*Given instruction*
Please copy the part of the records that opens with the line containing "Patent image size: (689, 446)." and continues through the end of the records, reproducing every line without change.

──────── Exercise data

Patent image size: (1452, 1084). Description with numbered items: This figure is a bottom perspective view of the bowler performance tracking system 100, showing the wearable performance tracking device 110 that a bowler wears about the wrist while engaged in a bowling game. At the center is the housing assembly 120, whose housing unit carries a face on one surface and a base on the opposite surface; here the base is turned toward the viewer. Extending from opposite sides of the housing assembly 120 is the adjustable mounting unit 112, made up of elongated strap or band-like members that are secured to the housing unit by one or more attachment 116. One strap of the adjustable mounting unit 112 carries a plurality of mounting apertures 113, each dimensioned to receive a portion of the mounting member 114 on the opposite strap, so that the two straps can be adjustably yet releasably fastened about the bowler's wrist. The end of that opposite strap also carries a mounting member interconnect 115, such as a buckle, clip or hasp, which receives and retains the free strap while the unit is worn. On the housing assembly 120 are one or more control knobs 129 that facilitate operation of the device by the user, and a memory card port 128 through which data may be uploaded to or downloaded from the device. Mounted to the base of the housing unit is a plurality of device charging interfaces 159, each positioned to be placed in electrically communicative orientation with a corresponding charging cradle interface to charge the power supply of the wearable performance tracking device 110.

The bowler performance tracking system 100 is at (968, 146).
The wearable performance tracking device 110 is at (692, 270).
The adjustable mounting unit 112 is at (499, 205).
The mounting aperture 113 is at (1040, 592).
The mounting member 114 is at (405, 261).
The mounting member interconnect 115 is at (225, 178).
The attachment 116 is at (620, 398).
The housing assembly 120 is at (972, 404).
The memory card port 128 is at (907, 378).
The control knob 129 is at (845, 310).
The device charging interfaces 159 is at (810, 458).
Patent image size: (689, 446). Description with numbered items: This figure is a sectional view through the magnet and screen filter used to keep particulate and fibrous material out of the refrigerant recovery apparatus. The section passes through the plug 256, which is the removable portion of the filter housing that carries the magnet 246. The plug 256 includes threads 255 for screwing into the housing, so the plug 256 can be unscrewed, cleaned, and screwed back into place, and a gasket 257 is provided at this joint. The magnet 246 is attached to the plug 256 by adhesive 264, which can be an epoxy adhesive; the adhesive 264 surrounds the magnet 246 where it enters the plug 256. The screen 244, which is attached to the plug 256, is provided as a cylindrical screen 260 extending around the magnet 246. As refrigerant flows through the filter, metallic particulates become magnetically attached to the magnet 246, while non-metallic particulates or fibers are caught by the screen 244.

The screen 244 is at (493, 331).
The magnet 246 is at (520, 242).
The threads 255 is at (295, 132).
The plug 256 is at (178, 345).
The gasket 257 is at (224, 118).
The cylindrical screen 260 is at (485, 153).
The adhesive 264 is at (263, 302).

────────────────

*In response*
Patent image size: (689, 446). Description with numbered items: This figure is a sectional view through the magnet and screen filter used to keep particulate and fibrous material out of the refrigerant recovery apparatus. The section passes through the plug 256, which is the removable portion of the filter housing that carries the magnet 246. The plug 256 includes threads 255 for screwing into the housing, so the plug 256 can be unscrewed, cleaned, and screwed back into place, and a gasket 257 is provided at this joint. The magnet 246 is attached to the plug 256 by adhesive 264, which can be an epoxy adhesive; the adhesive 264 surrounds the magnet 246 where it enters the plug 256. The screen 244, which is attached to the plug 256, is provided as a cylindrical screen 260 extending around the magnet 246. As refrigerant flows through the filter, metallic particulates become magnetically attached to the magnet 246, while non-metallic particulates or fibers are caught by the screen 244.

The screen 244 is at (493, 331).
The magnet 246 is at (520, 242).
The threads 255 is at (295, 132).
The plug 256 is at (178, 345).
The gasket 257 is at (224, 118).
The cylindrical screen 260 is at (485, 153).
The adhesive 264 is at (263, 302).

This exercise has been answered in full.